* [WHAT IS REQUIRED]: Retype the material word for word.

== GIVEN DATA

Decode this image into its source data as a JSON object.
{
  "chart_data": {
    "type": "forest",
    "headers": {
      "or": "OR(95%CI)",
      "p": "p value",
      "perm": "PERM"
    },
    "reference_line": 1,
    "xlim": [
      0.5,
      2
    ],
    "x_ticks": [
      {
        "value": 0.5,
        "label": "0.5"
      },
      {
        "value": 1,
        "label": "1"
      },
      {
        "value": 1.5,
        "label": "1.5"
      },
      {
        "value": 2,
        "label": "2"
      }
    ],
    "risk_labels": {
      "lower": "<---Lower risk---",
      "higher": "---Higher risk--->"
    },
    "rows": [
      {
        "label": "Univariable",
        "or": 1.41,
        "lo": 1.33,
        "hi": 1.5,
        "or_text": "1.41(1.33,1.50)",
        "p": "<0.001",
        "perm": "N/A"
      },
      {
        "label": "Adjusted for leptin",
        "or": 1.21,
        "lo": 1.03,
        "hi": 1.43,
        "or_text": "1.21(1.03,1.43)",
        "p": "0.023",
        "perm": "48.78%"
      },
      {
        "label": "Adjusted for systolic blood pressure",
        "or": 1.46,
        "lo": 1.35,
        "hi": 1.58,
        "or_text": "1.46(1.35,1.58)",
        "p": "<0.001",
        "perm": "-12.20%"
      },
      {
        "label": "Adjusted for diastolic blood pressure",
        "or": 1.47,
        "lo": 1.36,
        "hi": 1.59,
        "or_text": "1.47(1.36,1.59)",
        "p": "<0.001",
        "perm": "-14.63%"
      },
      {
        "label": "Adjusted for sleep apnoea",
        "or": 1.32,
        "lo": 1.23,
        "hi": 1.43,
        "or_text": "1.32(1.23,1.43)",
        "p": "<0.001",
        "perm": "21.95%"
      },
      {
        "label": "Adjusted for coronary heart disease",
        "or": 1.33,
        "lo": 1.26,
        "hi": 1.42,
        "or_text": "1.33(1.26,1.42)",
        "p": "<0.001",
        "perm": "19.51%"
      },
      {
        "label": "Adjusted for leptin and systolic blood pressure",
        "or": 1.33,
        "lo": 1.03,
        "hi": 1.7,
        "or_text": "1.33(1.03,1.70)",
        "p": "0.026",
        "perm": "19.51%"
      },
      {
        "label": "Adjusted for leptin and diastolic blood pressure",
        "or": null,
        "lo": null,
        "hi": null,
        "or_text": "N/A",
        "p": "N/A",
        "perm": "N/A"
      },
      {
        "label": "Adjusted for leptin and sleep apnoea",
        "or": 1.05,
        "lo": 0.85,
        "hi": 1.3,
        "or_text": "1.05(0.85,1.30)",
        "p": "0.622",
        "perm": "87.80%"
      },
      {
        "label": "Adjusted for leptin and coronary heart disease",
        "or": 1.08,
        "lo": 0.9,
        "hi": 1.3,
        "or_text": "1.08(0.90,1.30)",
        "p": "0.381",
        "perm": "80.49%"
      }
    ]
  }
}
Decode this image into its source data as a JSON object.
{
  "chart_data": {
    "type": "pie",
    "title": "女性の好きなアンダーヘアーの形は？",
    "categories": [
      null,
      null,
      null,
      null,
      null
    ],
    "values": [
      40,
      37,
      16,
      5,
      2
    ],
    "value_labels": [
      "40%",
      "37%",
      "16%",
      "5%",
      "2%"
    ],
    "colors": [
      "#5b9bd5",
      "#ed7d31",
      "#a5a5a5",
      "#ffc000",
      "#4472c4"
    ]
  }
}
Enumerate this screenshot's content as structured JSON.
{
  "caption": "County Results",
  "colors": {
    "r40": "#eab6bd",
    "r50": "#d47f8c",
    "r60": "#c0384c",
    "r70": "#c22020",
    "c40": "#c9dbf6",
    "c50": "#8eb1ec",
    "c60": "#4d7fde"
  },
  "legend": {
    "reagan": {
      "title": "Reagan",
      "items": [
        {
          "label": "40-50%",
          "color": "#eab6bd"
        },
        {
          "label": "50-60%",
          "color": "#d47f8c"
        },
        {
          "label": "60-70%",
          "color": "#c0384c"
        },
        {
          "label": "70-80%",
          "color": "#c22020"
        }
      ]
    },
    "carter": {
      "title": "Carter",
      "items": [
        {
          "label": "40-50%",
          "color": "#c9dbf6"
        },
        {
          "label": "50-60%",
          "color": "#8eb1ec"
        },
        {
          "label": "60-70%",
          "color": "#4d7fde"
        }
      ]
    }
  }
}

====

* [ANSWER FOR THE TASK]:
Decode this image into its source data as a JSON object.
{
  "chart_data": {
    "type": "forest",
    "headers": {
      "or": "OR(95%CI)",
      "p": "p value",
      "perm": "PERM"
    },
    "reference_line": 1,
    "xlim": [
      0.5,
      2
    ],
    "x_ticks": [
      {
        "value": 0.5,
        "label": "0.5"
      },
      {
        "value": 1,
        "label": "1"
      },
      {
        "value": 1.5,
        "label": "1.5"
      },
      {
        "value": 2,
        "label": "2"
      }
    ],
    "risk_labels": {
      "lower": "<---Lower risk---",
      "higher": "---Higher risk--->"
    },
    "rows": [
      {
        "label": "Univariable",
        "or": 1.41,
        "lo": 1.33,
        "hi": 1.5,
        "or_text": "1.41(1.33,1.50)",
        "p": "<0.001",
        "perm": "N/A"
      },
      {
        "label": "Adjusted for leptin",
        "or": 1.21,
        "lo": 1.03,
        "hi": 1.43,
        "or_text": "1.21(1.03,1.43)",
        "p": "0.023",
        "perm": "48.78%"
      },
      {
        "label": "Adjusted for systolic blood pressure",
        "or": 1.46,
        "lo": 1.35,
        "hi": 1.58,
        "or_text": "1.46(1.35,1.58)",
        "p": "<0.001",
        "perm": "-12.20%"
      },
      {
        "label": "Adjusted for diastolic blood pressure",
        "or": 1.47,
        "lo": 1.36,
        "hi": 1.59,
        "or_text": "1.47(1.36,1.59)",
        "p": "<0.001",
        "perm": "-14.63%"
      },
      {
        "label": "Adjusted for sleep apnoea",
        "or": 1.32,
        "lo": 1.23,
        "hi": 1.43,
        "or_text": "1.32(1.23,1.43)",
        "p": "<0.001",
        "perm": "21.95%"
      },
      {
        "label": "Adjusted for coronary heart disease",
        "or": 1.33,
        "lo": 1.26,
        "hi": 1.42,
        "or_text": "1.33(1.26,1.42)",
        "p": "<0.001",
        "perm": "19.51%"
      },
      {
        "label": "Adjusted for leptin and systolic blood pressure",
        "or": 1.33,
        "lo": 1.03,
        "hi": 1.7,
        "or_text": "1.33(1.03,1.70)",
        "p": "0.026",
        "perm": "19.51%"
      },
      {
        "label": "Adjusted for leptin and diastolic blood pressure",
        "or": null,
        "lo": null,
        "hi": null,
        "or_text": "N/A",
        "p": "N/A",
        "perm": "N/A"
      },
      {
        "label": "Adjusted for leptin and sleep apnoea",
        "or": 1.05,
        "lo": 0.85,
        "hi": 1.3,
        "or_text": "1.05(0.85,1.30)",
        "p": "0.622",
        "perm": "87.80%"
      },
      {
        "label": "Adjusted for leptin and coronary heart disease",
        "or": 1.08,
        "lo": 0.9,
        "hi": 1.3,
        "or_text": "1.08(0.90,1.30)",
        "p": "0.381",
        "perm": "80.49%"
      }
    ]
  }
}
Decode this image into its source data as a JSON object.
{
  "chart_data": {
    "type": "pie",
    "title": "女性の好きなアンダーヘアーの形は？",
    "categories": [
      null,
      null,
      null,
      null,
      null
    ],
    "values": [
      40,
      37,
      16,
      5,
      2
    ],
    "value_labels": [
      "40%",
      "37%",
      "16%",
      "5%",
      "2%"
    ],
    "colors": [
      "#5b9bd5",
      "#ed7d31",
      "#a5a5a5",
      "#ffc000",
      "#4472c4"
    ]
  }
}
Enumerate this screenshot's content as structured JSON.
{
  "caption": "County Results",
  "colors": {
    "r40": "#eab6bd",
    "r50": "#d47f8c",
    "r60": "#c0384c",
    "r70": "#c22020",
    "c40": "#c9dbf6",
    "c50": "#8eb1ec",
    "c60": "#4d7fde"
  },
  "legend": {
    "reagan": {
      "title": "Reagan",
      "items": [
        {
          "label": "40-50%",
          "color": "#eab6bd"
        },
        {
          "label": "50-60%",
          "color": "#d47f8c"
        },
        {
          "label": "60-70%",
          "color": "#c0384c"
        },
        {
          "label": "70-80%",
          "color": "#c22020"
        }
      ]
    },
    "carter": {
      "title": "Carter",
      "items": [
        {
          "label": "40-50%",
          "color": "#c9dbf6"
        },
        {
          "label": "50-60%",
          "color": "#8eb1ec"
        },
        {
          "label": "60-70%",
          "color": "#4d7fde"
        }
      ]
    }
  }
}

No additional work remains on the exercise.